* **WHAT THE TASK REQUIRES**
Repeat the material exactly as it appears.

* **DATA SHOWN**
************

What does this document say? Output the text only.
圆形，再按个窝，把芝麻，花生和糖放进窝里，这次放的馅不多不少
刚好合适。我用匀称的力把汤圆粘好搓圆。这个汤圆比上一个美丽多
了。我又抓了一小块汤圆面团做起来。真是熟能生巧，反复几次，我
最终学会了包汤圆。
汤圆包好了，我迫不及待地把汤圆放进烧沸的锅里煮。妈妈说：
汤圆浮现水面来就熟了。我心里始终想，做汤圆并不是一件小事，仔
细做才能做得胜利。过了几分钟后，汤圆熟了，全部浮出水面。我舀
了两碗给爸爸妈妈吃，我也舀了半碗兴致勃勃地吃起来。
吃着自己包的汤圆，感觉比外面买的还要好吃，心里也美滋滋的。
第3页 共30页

************

* **THE ANSWER**
What does this document say? Output the text only.
圆形，再按个窝，把芝麻，花生和糖放进窝里，这次放的馅不多不少
刚好合适。我用匀称的力把汤圆粘好搓圆。这个汤圆比上一个美丽多
了。我又抓了一小块汤圆面团做起来。真是熟能生巧，反复几次，我
最终学会了包汤圆。
汤圆包好了，我迫不及待地把汤圆放进烧沸的锅里煮。妈妈说：
汤圆浮现水面来就熟了。我心里始终想，做汤圆并不是一件小事，仔
细做才能做得胜利。过了几分钟后，汤圆熟了，全部浮出水面。我舀
了两碗给爸爸妈妈吃，我也舀了半碗兴致勃勃地吃起来。
吃着自己包的汤圆，感觉比外面买的还要好吃，心里也美滋滋的。
第3页 共30页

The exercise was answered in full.